Saved entries
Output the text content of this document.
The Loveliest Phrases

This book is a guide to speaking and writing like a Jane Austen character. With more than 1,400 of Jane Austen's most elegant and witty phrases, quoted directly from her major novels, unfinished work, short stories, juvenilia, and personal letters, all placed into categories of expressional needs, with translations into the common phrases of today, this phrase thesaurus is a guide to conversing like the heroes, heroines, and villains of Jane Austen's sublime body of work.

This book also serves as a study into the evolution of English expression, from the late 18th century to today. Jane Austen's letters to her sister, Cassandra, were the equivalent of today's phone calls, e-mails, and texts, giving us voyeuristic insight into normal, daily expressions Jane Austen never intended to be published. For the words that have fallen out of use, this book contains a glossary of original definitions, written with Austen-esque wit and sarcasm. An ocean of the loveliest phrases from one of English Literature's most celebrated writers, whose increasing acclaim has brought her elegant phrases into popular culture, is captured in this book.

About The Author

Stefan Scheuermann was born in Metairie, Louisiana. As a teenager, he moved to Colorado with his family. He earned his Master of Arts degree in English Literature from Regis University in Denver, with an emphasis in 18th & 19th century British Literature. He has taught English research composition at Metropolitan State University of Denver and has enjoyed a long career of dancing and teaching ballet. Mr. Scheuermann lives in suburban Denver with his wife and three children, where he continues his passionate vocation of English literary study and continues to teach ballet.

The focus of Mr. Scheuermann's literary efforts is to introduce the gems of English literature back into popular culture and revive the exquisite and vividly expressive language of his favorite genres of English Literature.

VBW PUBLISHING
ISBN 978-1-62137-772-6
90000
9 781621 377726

◆ What is required
Determine the number of lines in the listing that hold the word "with", and supply that number and nothing further.

◆ Answer for this exercise
3